● WHAT YOU WILL DO
Scan the records and identify every line in which the string "правления" occurs, then return those lines.

● DATASET CONTENT
__________________________________________________

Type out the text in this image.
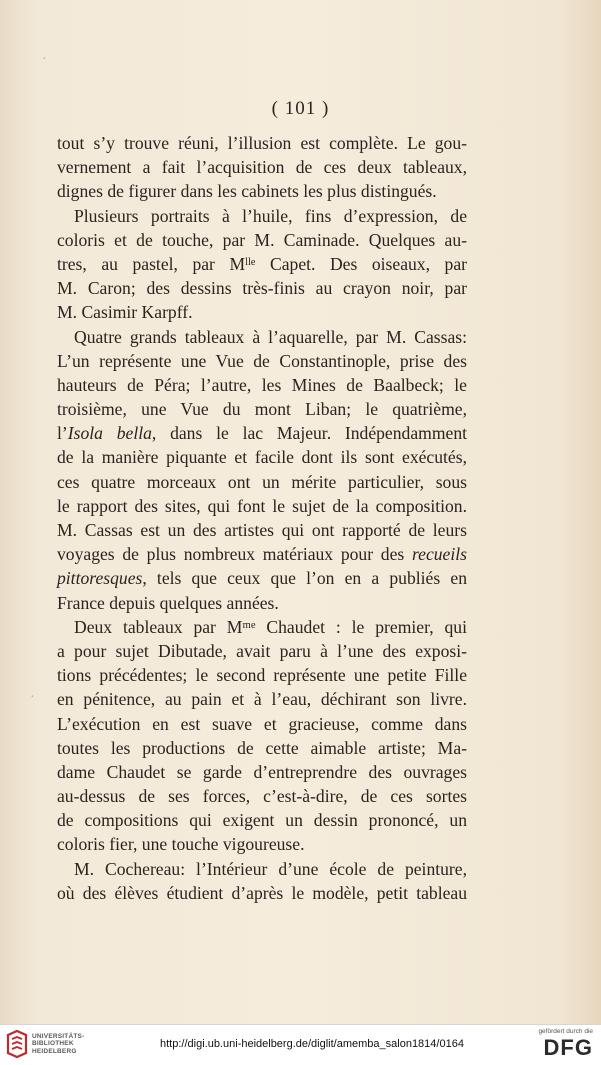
·
·
( 101 )
tout s’y trouve réuni, l’illusion est complète. Le gou-
vernement a fait l’acquisition de ces deux tableaux,
dignes de figurer dans les cabinets les plus distingués.
Plusieurs portraits à l’huile, fins d’expression, de
coloris et de touche, par M. Caminade. Quelques au-
tres, au pastel, par Mˡˡᵉ Capet. Des oiseaux, par
M. Caron; des dessins très-finis au crayon noir, par
M. Casimir Karpff.
Quatre grands tableaux à l’aquarelle, par M. Cassas:
L’un représente une Vue de Constantinople, prise des
hauteurs de Péra; l’autre, les Mines de Baalbeck; le
troisième, une Vue du mont Liban; le quatrième,
l’Isola bella, dans le lac Majeur. Indépendamment
de la manière piquante et facile dont ils sont exécutés,
ces quatre morceaux ont un mérite particulier, sous
le rapport des sites, qui font le sujet de la composition.
M. Cassas est un des artistes qui ont rapporté de leurs
voyages de plus nombreux matériaux pour des recueils
pittoresques, tels que ceux que l’on en a publiés en
France depuis quelques années.
Deux tableaux par Mᵐᵉ Chaudet : le premier, qui
a pour sujet Dibutade, avait paru à l’une des exposi-
tions précédentes; le second représente une petite Fille
en pénitence, au pain et à l’eau, déchirant son livre.
L’exécution en est suave et gracieuse, comme dans
toutes les productions de cette aimable artiste; Ma-
dame Chaudet se garde d’entreprendre des ouvrages
au-dessus de ses forces, c’est-à-dire, de ces sortes
de compositions qui exigent un dessin prononcé, un
coloris fier, une touche vigoureuse.
M. Cochereau: l’Intérieur d’une école de peinture,
où des élèves étudient d’après le modèle, petit tableau
UNIVERSITÄTS-
BIBLIOTHEK
HEIDELBERG
http://digi.ub.uni-heidelberg.de/diglit/amemba_salon1814/0164
gefördert durch die
DFG
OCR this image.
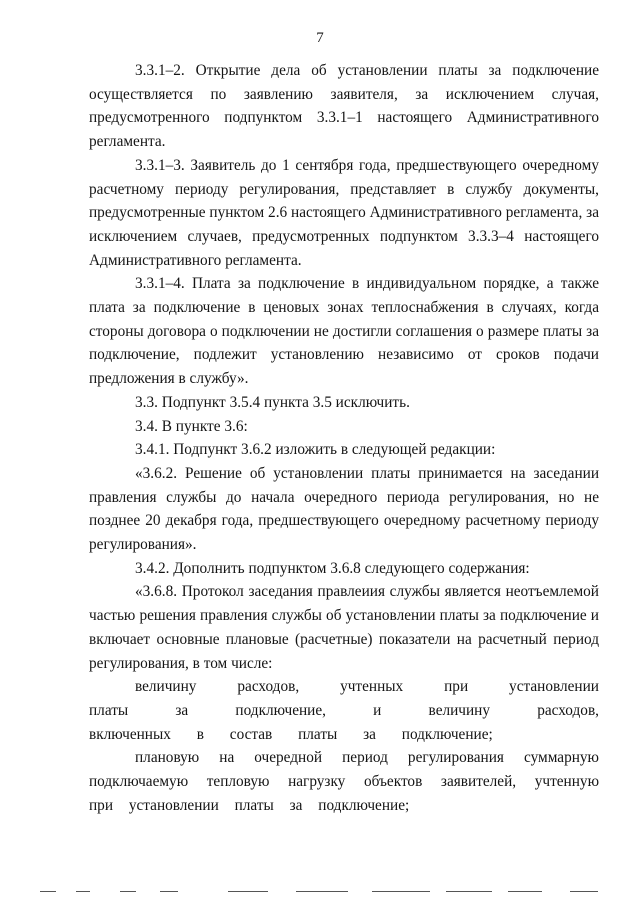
7

3.3.1–2. Открытие дела об установлении платы за подключение осуществляется по заявлению заявителя, за исключением случая, предусмотренного подпунктом 3.3.1–1 настоящего Административного регламента.

3.3.1–3. Заявитель до 1 сентября года, предшествующего очередному расчетному периоду регулирования, представляет в службу документы, предусмотренные пунктом 2.6 настоящего Административного регламента, за исключением случаев, предусмотренных подпунктом 3.3.3–4 настоящего Административного регламента.

3.3.1–4. Плата за подключение в индивидуальном порядке, а также плата за подключение в ценовых зонах теплоснабжения в случаях, когда стороны договора о подключении не достигли соглашения о размере платы за подключение, подлежит установлению независимо от сроков подачи предложения в службу».

3.3. Подпункт 3.5.4 пункта 3.5 исключить.

3.4. В пункте 3.6:

3.4.1. Подпункт 3.6.2 изложить в следующей редакции:

«3.6.2. Решение об установлении платы принимается на заседании правления службы до начала очередного периода регулирования, но не позднее 20 декабря года, предшествующего очередному расчетному периоду регулирования».

3.4.2. Дополнить подпунктом 3.6.8 следующего содержания:

«3.6.8. Протокол заседания правлеиия службы является неотъемлемой частью решения правления службы об установлении платы за подключение и включает основные плановые (расчетные) показатели на расчетный период регулирования, в том числе:

величину расходов, учтенных при установлении платы за подключение, и величину расходов, включенных в состав платы за подключение;

плановую на очередной период регулирования суммарную подключаемую тепловую нагрузку объектов заявителей, учтенную при установлении платы за подключение;
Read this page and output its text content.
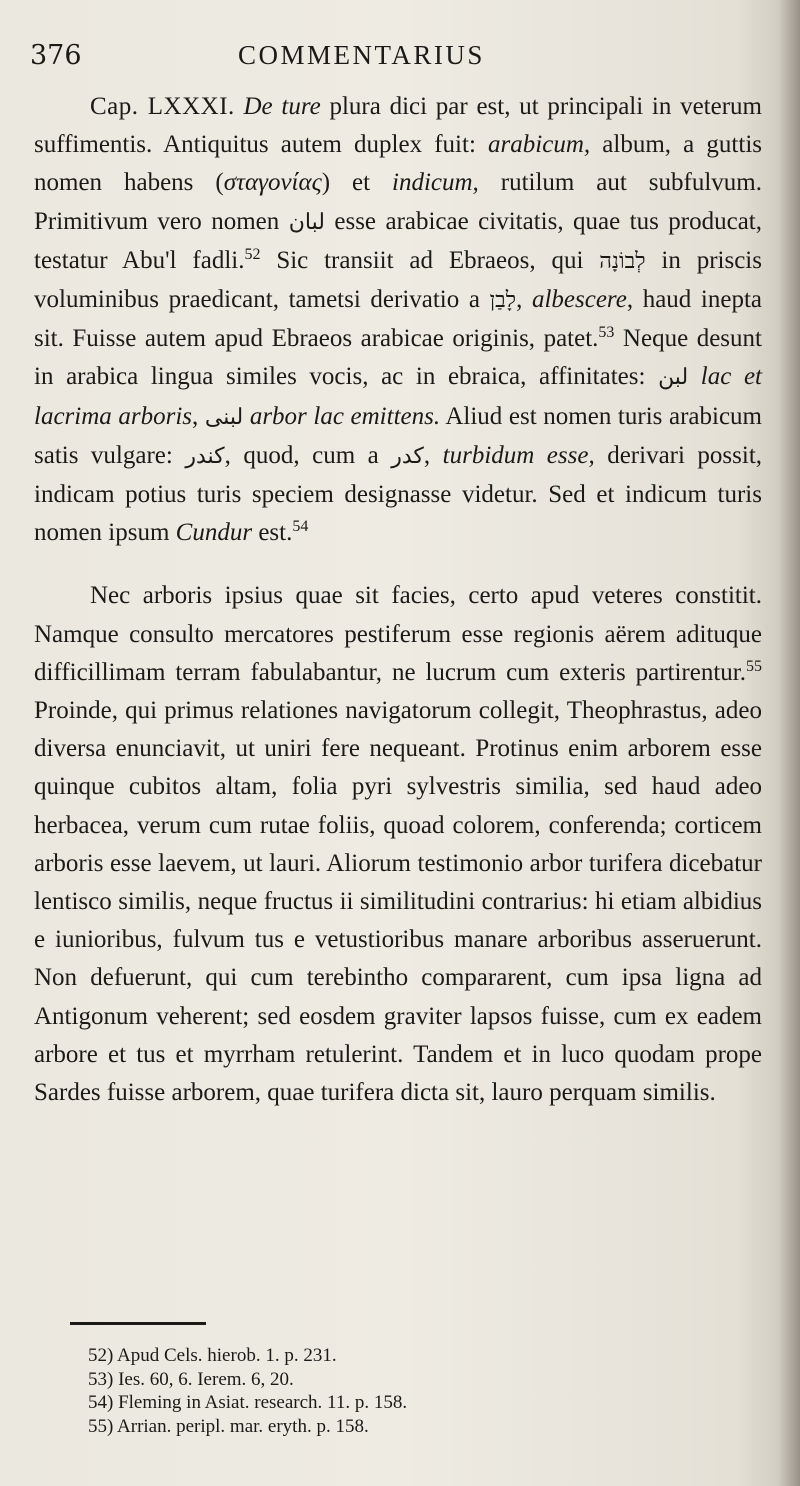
376	COMMENTARIUS

Cap. LXXXI. De ture plura dici par est, ut principali in veterum suffimentis. Antiquitus autem duplex fuit: arabicum, album, a guttis nomen habens (σταγονίας) et indicum, rutilum aut subfulvum. Primitivum vero nomen لبان esse arabicae civitatis, quae tus producat, testatur Abu'l fadli.$^{52}$ Sic transiit ad Ebraeos, qui לְבוֹנָה in priscis voluminibus praedicant, tametsi derivatio a לָבַן, albescere, haud inepta sit. Fuisse autem apud Ebraeos arabicae originis, patet.$^{53}$ Neque desunt in arabica lingua similes vocis, ac in ebraica, affinitates: لبن lac et lacrima arboris, لبنى arbor lac emittens. Aliud est nomen turis arabicum satis vulgare: كندر, quod, cum a كدر, turbidum esse, derivari possit, indicam potius turis speciem designasse videtur. Sed et indicum turis nomen ipsum Cundur est.$^{54}$

Nec arboris ipsius quae sit facies, certo apud veteres constitit. Namque consulto mercatores pestiferum esse regionis aërem adituque difficillimam terram fabulabantur, ne lucrum cum exteris partirentur.$^{55}$ Proinde, qui primus relationes navigatorum collegit, Theophrastus, adeo diversa enunciavit, ut uniri fere nequeant. Protinus enim arborem esse quinque cubitos altam, folia pyri sylvestris similia, sed haud adeo herbacea, verum cum rutae foliis, quoad colorem, conferenda; corticem arboris esse laevem, ut lauri. Aliorum testimonio arbor turifera dicebatur lentisco similis, neque fructus ii similitudini contrarius: hi etiam albidius e iunioribus, fulvum tus e vetustioribus manare arboribus asseruerunt. Non defuerunt, qui cum terebintho compararent, cum ipsa ligna ad Antigonum veherent; sed eosdem graviter lapsos fuisse, cum ex eadem arbore et tus et myrrham retulerint. Tandem et in luco quodam prope Sardes fuisse arborem, quae turifera dicta sit, lauro perquam similis.

52) Apud Cels. hierob. 1. p. 231.
53) Ies. 60, 6. Ierem. 6, 20.
54) Fleming in Asiat. research. 11. p. 158.
55) Arrian. peripl. mar. eryth. p. 158.
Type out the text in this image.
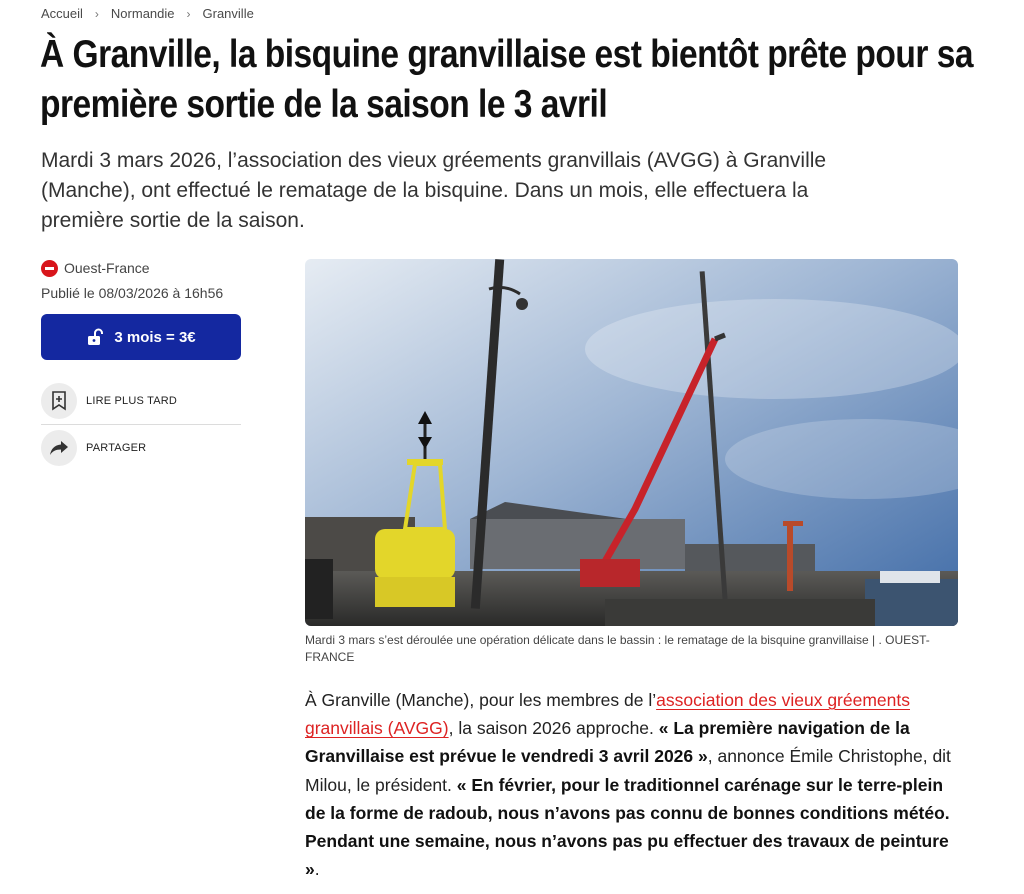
Accueil › Normandie › Granville
À Granville, la bisquine granvillaise est bientôt prête pour sa première sortie de la saison le 3 avril

Mardi 3 mars 2026, l’association des vieux gréements granvillais (AVGG) à Granville (Manche), ont effectué le rematage de la bisquine. Dans un mois, elle effectuera la première sortie de la saison.

Ouest-France
Publié le 08/03/2026 à 16h56
3 mois = 3€
LIRE PLUS TARD
PARTAGER

Mardi 3 mars s’est déroulée une opération délicate dans le bassin : le rematage de la bisquine granvillaise | . OUEST-FRANCE

À Granville (Manche), pour les membres de l’association des vieux gréements granvillais (AVGG), la saison 2026 approche. « La première navigation de la Granvillaise est prévue le vendredi 3 avril 2026 », annonce Émile Christophe, dit Milou, le président. « En février, pour le traditionnel carénage sur le terre-plein de la forme de radoub, nous n’avons pas connu de bonnes conditions météo. Pendant une semaine, nous n’avons pas pu effectuer des travaux de peinture ».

__________________________________________________

● TASK SOLUTION
«3.6.2. Решение об установлении платы принимается на заседании правления службы до начала очередного периода регулирования, но не позднее 20 декабря года, предшествующего очередному расчетному периоду регулирования».
«3.6.8. Протокол заседания правлеиия службы является неотъемлемой частью решения правления службы об установлении платы за подключение и включает основные плановые (расчетные) показатели на расчетный период регулирования, в том числе:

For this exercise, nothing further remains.